[Data entries]
>> start

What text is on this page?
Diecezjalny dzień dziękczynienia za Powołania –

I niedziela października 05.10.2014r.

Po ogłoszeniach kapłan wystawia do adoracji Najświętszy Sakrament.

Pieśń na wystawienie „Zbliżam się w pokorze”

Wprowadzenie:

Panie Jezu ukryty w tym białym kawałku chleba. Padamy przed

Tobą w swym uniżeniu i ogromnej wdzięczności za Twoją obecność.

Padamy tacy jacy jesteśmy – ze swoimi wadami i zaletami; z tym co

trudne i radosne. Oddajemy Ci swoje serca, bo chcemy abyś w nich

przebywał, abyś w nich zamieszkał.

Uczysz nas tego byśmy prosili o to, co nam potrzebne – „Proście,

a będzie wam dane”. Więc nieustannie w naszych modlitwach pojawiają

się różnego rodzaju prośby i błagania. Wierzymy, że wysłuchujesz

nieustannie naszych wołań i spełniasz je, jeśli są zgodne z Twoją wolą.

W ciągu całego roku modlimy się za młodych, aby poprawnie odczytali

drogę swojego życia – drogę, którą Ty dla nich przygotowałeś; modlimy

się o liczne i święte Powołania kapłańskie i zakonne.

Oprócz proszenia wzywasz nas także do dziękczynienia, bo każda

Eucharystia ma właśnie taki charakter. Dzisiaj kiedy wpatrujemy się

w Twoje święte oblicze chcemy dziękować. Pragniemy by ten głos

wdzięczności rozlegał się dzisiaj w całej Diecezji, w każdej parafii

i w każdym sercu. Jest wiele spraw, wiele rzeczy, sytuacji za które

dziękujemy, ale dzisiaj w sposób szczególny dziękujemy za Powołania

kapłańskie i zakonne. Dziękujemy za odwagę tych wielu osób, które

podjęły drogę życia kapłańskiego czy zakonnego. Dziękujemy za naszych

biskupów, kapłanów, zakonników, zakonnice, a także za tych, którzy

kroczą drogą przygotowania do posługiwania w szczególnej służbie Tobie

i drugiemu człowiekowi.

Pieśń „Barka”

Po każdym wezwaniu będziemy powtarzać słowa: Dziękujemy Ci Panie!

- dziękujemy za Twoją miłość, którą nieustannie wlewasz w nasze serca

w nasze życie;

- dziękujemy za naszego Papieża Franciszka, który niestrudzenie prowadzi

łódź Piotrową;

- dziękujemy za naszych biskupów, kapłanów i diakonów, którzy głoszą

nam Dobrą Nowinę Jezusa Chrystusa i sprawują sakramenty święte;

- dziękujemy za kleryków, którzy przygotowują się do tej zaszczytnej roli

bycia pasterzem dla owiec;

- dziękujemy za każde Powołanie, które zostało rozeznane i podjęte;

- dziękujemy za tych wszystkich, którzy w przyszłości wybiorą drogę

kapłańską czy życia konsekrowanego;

>> end

EXERCISE —
Write an exact transcription of every entry above.

TASK ANSWER —
What text is on this page?
Diecezjalny dzień dziękczynienia za Powołania –

I niedziela października 05.10.2014r.

Po ogłoszeniach kapłan wystawia do adoracji Najświętszy Sakrament.

Pieśń na wystawienie „Zbliżam się w pokorze”

Wprowadzenie:

Panie Jezu ukryty w tym białym kawałku chleba. Padamy przed

Tobą w swym uniżeniu i ogromnej wdzięczności za Twoją obecność.

Padamy tacy jacy jesteśmy – ze swoimi wadami i zaletami; z tym co

trudne i radosne. Oddajemy Ci swoje serca, bo chcemy abyś w nich

przebywał, abyś w nich zamieszkał.

Uczysz nas tego byśmy prosili o to, co nam potrzebne – „Proście,

a będzie wam dane”. Więc nieustannie w naszych modlitwach pojawiają

się różnego rodzaju prośby i błagania. Wierzymy, że wysłuchujesz

nieustannie naszych wołań i spełniasz je, jeśli są zgodne z Twoją wolą.

W ciągu całego roku modlimy się za młodych, aby poprawnie odczytali

drogę swojego życia – drogę, którą Ty dla nich przygotowałeś; modlimy

się o liczne i święte Powołania kapłańskie i zakonne.

Oprócz proszenia wzywasz nas także do dziękczynienia, bo każda

Eucharystia ma właśnie taki charakter. Dzisiaj kiedy wpatrujemy się

w Twoje święte oblicze chcemy dziękować. Pragniemy by ten głos

wdzięczności rozlegał się dzisiaj w całej Diecezji, w każdej parafii

i w każdym sercu. Jest wiele spraw, wiele rzeczy, sytuacji za które

dziękujemy, ale dzisiaj w sposób szczególny dziękujemy za Powołania

kapłańskie i zakonne. Dziękujemy za odwagę tych wielu osób, które

podjęły drogę życia kapłańskiego czy zakonnego. Dziękujemy za naszych

biskupów, kapłanów, zakonników, zakonnice, a także za tych, którzy

kroczą drogą przygotowania do posługiwania w szczególnej służbie Tobie

i drugiemu człowiekowi.

Pieśń „Barka”

Po każdym wezwaniu będziemy powtarzać słowa: Dziękujemy Ci Panie!

- dziękujemy za Twoją miłość, którą nieustannie wlewasz w nasze serca

w nasze życie;

- dziękujemy za naszego Papieża Franciszka, który niestrudzenie prowadzi

łódź Piotrową;

- dziękujemy za naszych biskupów, kapłanów i diakonów, którzy głoszą

nam Dobrą Nowinę Jezusa Chrystusa i sprawują sakramenty święte;

- dziękujemy za kleryków, którzy przygotowują się do tej zaszczytnej roli

bycia pasterzem dla owiec;

- dziękujemy za każde Powołanie, które zostało rozeznane i podjęte;

- dziękujemy za tych wszystkich, którzy w przyszłości wybiorą drogę

kapłańską czy życia konsekrowanego;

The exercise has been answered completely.